>>>>

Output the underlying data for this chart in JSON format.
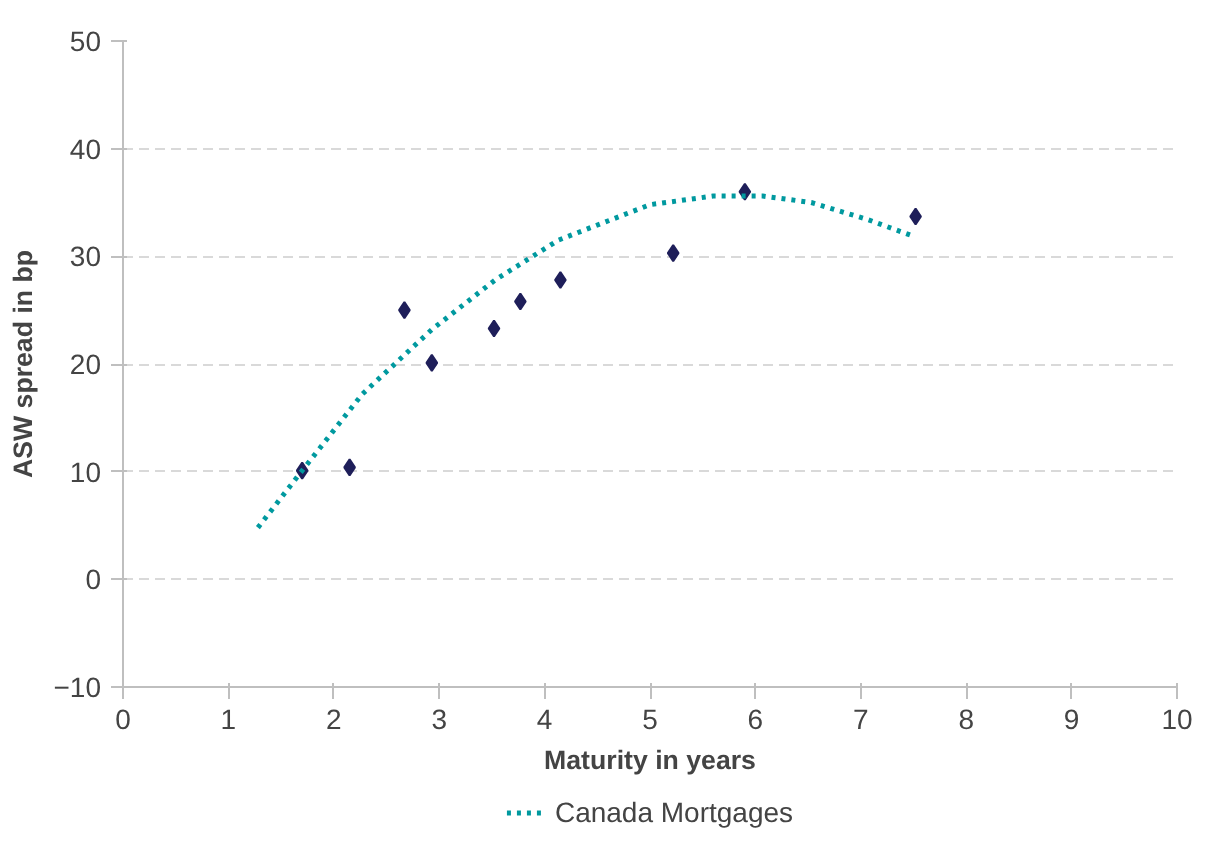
{
  "chart_data": {
    "type": "scatter",
    "xlabel": "Maturity in years",
    "ylabel": "ASW spread in bp",
    "xlim": [
      0,
      10
    ],
    "ylim": [
      -10,
      50
    ],
    "xticks": [
      0,
      1,
      2,
      3,
      4,
      5,
      6,
      7,
      8,
      9,
      10
    ],
    "yticks": [
      -10,
      0,
      10,
      20,
      30,
      40,
      50
    ],
    "grid": "y",
    "legend": "bottom",
    "series": [
      {
        "marker": "diamond",
        "color": "#1f1f5a",
        "x": [
          1.7,
          2.15,
          2.67,
          2.93,
          3.52,
          3.77,
          4.15,
          5.22,
          5.9,
          7.52
        ],
        "values": [
          10.1,
          10.4,
          25.0,
          20.1,
          23.3,
          25.8,
          27.8,
          30.3,
          36.0,
          33.7
        ]
      },
      {
        "type": "line",
        "name": "Canada Mortgages",
        "line_style": "dotted",
        "color": "#00999f",
        "x": [
          1.28,
          1.7,
          2.27,
          2.93,
          3.53,
          4.13,
          5.0,
          5.6,
          6.07,
          6.53,
          7.07,
          7.49
        ],
        "values": [
          4.8,
          10.1,
          17.2,
          23.2,
          27.8,
          31.5,
          34.8,
          35.6,
          35.6,
          35.0,
          33.4,
          31.9
        ]
      }
    ]
  }
}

<<<<

> **Instructions to follow**
Every entry above should be duplicated exactly. Do not include the images.

> **Correct output**
Output the underlying data for this chart in JSON format.
{
  "chart_data": {
    "type": "scatter",
    "xlabel": "Maturity in years",
    "ylabel": "ASW spread in bp",
    "xlim": [
      0,
      10
    ],
    "ylim": [
      -10,
      50
    ],
    "xticks": [
      0,
      1,
      2,
      3,
      4,
      5,
      6,
      7,
      8,
      9,
      10
    ],
    "yticks": [
      -10,
      0,
      10,
      20,
      30,
      40,
      50
    ],
    "grid": "y",
    "legend": "bottom",
    "series": [
      {
        "marker": "diamond",
        "color": "#1f1f5a",
        "x": [
          1.7,
          2.15,
          2.67,
          2.93,
          3.52,
          3.77,
          4.15,
          5.22,
          5.9,
          7.52
        ],
        "values": [
          10.1,
          10.4,
          25.0,
          20.1,
          23.3,
          25.8,
          27.8,
          30.3,
          36.0,
          33.7
        ]
      },
      {
        "type": "line",
        "name": "Canada Mortgages",
        "line_style": "dotted",
        "color": "#00999f",
        "x": [
          1.28,
          1.7,
          2.27,
          2.93,
          3.53,
          4.13,
          5.0,
          5.6,
          6.07,
          6.53,
          7.07,
          7.49
        ],
        "values": [
          4.8,
          10.1,
          17.2,
          23.2,
          27.8,
          31.5,
          34.8,
          35.6,
          35.6,
          35.0,
          33.4,
          31.9
        ]
      }
    ]
  }
}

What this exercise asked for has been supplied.